Retype the lines from the one containing "- editor-message: [401, 400, 750, 440]" through the one containing "- text-segment: Angol", with both of those lines included.

*Layout annotation entries*.
============================================================
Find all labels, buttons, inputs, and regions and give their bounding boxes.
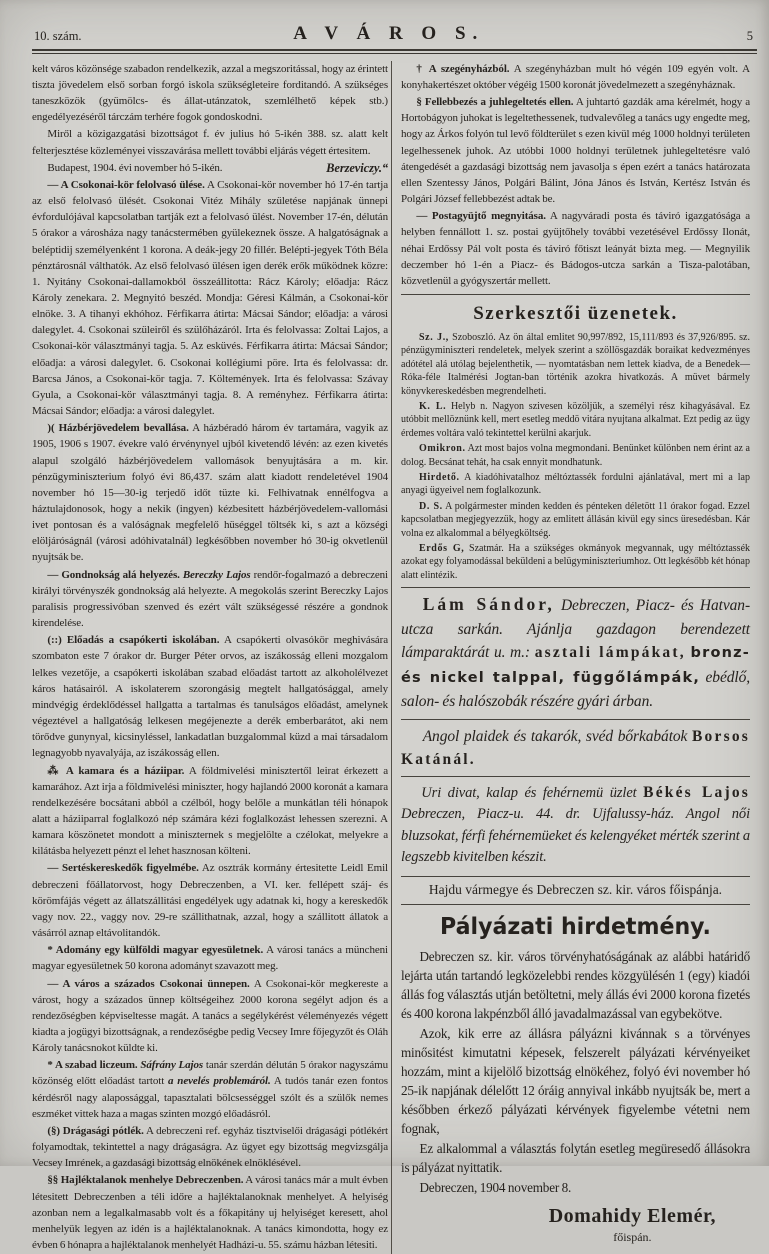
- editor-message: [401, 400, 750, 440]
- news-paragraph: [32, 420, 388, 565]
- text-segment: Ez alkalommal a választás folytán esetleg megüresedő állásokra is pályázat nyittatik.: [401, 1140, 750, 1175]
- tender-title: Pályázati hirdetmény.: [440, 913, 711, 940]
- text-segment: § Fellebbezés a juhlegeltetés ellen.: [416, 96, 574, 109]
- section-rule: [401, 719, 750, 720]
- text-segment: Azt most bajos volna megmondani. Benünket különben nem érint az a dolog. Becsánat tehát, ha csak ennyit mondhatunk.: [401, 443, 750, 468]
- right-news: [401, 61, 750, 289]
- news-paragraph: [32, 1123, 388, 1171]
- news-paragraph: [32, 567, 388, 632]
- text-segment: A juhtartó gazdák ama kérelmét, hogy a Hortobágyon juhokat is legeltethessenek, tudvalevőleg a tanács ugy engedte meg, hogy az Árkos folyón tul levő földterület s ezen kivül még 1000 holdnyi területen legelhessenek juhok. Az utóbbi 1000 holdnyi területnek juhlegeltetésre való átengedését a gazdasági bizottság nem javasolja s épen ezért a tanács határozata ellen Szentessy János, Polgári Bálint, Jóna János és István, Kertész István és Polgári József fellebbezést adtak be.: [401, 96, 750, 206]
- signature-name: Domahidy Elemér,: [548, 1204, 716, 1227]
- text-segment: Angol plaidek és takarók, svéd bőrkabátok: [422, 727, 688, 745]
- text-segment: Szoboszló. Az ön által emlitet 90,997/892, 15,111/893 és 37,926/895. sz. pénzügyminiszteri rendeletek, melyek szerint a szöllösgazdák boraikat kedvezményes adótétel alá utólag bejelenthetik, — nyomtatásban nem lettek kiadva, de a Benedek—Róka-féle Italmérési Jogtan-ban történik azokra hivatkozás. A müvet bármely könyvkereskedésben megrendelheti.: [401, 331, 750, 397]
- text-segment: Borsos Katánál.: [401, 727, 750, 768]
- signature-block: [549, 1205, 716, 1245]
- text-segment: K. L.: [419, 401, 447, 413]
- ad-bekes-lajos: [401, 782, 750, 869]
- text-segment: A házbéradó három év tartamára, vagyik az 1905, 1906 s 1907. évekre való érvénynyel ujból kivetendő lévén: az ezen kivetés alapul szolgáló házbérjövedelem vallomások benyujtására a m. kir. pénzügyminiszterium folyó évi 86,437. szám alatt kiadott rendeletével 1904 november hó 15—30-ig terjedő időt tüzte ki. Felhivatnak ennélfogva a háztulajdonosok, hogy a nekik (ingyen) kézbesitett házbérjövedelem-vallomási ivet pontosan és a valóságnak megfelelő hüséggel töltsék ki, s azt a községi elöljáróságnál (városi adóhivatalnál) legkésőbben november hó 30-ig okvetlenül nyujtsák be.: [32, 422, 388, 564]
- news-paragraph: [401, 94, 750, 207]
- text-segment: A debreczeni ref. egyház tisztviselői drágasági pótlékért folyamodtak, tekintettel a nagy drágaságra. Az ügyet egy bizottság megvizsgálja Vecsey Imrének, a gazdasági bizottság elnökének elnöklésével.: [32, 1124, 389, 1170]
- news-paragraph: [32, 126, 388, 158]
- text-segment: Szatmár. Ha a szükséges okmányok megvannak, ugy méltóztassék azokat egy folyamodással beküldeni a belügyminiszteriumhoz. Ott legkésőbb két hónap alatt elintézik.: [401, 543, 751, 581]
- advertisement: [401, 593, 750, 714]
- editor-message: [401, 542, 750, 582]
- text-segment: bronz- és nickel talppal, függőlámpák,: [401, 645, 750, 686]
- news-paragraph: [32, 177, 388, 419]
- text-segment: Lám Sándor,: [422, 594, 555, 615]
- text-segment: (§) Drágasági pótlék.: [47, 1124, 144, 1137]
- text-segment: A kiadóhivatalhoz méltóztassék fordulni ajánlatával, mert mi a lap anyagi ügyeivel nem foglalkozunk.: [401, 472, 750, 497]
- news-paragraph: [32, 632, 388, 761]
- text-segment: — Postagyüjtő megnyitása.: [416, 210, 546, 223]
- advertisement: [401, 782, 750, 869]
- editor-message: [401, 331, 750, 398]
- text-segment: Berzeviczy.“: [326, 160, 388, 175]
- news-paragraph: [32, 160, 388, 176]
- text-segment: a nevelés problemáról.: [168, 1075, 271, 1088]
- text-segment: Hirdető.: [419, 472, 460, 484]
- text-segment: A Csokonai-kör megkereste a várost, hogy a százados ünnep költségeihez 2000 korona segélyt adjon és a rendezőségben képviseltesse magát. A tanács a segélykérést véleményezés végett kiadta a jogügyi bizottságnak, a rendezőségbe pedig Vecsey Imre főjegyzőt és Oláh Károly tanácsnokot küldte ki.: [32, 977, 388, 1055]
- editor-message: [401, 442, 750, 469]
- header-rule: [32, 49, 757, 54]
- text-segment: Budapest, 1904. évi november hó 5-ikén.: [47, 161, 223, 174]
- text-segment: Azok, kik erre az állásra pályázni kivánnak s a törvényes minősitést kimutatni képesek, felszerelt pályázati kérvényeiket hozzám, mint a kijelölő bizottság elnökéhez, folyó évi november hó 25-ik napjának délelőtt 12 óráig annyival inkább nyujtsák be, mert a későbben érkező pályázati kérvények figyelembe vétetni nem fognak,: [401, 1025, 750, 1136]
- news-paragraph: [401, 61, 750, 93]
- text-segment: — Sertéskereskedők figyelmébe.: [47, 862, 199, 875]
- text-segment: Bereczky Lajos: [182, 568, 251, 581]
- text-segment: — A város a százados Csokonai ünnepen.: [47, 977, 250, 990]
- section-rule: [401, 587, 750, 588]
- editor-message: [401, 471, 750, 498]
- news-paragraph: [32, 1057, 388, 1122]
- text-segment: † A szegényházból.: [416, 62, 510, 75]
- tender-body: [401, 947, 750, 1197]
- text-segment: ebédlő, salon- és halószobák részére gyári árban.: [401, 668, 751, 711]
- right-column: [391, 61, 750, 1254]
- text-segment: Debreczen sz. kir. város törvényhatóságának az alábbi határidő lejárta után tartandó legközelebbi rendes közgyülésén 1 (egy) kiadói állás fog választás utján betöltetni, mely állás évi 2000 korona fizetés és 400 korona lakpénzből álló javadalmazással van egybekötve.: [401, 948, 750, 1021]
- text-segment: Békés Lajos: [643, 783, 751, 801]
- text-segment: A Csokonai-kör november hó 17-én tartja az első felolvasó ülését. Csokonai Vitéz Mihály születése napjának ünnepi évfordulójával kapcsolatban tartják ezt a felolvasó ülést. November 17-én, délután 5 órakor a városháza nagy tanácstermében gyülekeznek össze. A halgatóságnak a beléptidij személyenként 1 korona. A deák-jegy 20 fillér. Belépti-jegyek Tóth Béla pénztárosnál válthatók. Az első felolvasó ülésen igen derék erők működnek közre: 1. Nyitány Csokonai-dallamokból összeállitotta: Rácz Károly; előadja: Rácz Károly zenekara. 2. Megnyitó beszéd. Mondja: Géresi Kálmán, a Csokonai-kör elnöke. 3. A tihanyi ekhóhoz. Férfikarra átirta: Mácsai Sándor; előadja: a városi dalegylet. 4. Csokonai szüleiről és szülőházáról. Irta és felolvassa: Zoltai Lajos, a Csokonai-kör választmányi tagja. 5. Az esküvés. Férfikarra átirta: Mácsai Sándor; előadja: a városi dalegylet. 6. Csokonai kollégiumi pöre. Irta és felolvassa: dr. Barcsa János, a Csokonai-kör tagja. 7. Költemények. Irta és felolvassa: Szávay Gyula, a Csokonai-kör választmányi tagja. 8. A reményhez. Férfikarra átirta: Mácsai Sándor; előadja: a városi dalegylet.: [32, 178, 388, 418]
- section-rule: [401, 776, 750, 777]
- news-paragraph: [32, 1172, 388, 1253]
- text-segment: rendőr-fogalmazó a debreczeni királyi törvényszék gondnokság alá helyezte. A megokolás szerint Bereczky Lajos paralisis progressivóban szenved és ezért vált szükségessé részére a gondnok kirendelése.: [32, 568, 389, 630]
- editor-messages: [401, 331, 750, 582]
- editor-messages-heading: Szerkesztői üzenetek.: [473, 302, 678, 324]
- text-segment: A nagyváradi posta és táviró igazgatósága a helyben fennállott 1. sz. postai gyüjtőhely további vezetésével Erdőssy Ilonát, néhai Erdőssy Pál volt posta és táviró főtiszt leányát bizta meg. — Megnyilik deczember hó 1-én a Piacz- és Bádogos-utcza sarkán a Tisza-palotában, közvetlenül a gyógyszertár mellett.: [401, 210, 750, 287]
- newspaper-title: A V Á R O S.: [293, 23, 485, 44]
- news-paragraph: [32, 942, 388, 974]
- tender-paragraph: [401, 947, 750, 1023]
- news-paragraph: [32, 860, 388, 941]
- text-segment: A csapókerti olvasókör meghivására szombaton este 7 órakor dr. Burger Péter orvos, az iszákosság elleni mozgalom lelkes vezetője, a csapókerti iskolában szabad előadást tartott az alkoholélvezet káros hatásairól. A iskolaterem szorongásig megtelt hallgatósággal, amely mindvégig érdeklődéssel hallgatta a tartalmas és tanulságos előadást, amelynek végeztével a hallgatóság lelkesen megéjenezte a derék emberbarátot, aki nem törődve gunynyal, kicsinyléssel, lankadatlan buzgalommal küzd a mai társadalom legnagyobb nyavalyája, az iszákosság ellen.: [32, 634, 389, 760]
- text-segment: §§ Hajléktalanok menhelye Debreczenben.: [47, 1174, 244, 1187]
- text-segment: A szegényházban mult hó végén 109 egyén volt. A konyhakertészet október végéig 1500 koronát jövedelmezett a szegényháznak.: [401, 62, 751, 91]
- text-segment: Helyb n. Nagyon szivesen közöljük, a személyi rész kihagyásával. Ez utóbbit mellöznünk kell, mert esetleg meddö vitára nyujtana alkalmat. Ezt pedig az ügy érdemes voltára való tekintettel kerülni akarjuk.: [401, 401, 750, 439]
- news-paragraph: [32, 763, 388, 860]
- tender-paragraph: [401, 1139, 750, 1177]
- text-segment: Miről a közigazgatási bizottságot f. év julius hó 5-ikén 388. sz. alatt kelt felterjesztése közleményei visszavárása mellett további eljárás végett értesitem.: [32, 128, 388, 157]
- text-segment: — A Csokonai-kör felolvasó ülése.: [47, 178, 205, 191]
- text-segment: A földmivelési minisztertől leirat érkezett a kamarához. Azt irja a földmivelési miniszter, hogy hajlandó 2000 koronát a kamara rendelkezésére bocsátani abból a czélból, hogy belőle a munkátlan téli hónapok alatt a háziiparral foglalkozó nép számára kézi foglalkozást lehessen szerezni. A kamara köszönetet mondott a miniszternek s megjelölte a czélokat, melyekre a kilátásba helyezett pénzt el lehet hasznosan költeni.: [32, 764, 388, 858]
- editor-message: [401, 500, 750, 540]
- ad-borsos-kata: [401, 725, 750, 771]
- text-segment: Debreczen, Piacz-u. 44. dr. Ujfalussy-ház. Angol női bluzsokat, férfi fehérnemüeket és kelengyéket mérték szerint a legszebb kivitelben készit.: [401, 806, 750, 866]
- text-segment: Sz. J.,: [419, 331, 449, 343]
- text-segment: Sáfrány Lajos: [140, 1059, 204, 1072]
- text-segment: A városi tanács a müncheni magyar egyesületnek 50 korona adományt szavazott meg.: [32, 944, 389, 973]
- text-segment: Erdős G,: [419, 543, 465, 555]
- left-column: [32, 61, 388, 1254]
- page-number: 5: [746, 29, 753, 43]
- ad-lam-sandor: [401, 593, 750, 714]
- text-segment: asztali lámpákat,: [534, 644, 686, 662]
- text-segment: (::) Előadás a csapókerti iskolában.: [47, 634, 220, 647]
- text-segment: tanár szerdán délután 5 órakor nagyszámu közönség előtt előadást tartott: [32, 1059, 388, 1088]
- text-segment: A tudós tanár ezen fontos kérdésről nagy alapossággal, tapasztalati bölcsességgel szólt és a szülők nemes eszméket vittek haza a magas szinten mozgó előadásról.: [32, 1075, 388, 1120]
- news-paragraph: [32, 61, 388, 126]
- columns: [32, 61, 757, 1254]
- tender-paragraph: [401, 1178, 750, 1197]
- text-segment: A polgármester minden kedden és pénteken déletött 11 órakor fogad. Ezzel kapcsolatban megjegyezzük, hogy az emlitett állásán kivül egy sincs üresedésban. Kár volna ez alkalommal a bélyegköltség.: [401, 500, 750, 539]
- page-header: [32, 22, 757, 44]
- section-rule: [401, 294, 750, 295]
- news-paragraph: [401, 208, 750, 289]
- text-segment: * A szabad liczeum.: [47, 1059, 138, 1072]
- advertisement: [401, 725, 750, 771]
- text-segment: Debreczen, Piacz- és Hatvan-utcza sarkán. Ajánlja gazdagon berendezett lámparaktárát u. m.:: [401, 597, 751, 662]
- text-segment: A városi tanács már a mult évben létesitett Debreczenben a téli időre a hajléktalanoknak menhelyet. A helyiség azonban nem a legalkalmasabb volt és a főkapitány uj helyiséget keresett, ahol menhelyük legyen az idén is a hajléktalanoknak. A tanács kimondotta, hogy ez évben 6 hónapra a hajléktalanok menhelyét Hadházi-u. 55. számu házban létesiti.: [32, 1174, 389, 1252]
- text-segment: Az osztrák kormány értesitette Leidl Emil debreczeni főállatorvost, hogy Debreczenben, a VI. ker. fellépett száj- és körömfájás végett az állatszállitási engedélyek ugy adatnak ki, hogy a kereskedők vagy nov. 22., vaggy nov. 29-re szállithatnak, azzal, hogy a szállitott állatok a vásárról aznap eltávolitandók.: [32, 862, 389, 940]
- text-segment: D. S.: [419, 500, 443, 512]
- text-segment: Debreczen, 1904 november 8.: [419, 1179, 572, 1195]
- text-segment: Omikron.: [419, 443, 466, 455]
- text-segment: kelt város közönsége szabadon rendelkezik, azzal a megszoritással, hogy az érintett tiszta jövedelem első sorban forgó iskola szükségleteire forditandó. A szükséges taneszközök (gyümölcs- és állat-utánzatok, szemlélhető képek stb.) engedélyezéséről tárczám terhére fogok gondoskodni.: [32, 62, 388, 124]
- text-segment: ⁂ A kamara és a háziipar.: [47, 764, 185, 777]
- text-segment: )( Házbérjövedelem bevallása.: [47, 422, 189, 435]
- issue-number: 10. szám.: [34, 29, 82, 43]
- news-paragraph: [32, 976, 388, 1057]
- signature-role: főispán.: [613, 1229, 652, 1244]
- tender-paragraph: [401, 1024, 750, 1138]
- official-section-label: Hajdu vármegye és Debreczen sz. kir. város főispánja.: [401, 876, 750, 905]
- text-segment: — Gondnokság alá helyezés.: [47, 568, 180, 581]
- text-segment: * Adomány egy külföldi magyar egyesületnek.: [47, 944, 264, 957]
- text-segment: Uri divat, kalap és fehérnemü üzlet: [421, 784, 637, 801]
============================================================
*Correct response*.
- editor-message: [401, 400, 750, 440]
- news-paragraph: [32, 420, 388, 565]
- text-segment: Ez alkalommal a választás folytán esetleg megüresedő állásokra is pályázat nyittatik.: [401, 1140, 750, 1175]
- tender-title: Pályázati hirdetmény.: [440, 913, 711, 940]
- text-segment: § Fellebbezés a juhlegeltetés ellen.: [416, 96, 574, 109]
- section-rule: [401, 719, 750, 720]
- text-segment: Azt most bajos volna megmondani. Benünket különben nem érint az a dolog. Becsánat tehát, ha csak ennyit mondhatunk.: [401, 443, 750, 468]
- right-news: [401, 61, 750, 289]
- news-paragraph: [32, 1123, 388, 1171]
- news-paragraph: [32, 567, 388, 632]
- text-segment: A juhtartó gazdák ama kérelmét, hogy a Hortobágyon juhokat is legeltethessenek, tudvalevőleg a tanács ugy engedte meg, hogy az Árkos folyón tul levő földterület s ezen kivül még 1000 holdnyi területen legelhessenek juhok. Az utóbbi 1000 holdnyi területnek juhlegeltetésre való átengedését a gazdasági bizottság nem javasolja s épen ezért a tanács határozata ellen Szentessy János, Polgári Bálint, Jóna János és István, Kertész István és Polgári József fellebbezést adtak be.: [401, 96, 750, 206]
- signature-name: Domahidy Elemér,: [548, 1204, 716, 1227]
- text-segment: Angol plaidek és takarók, svéd bőrkabátok: [422, 727, 688, 745]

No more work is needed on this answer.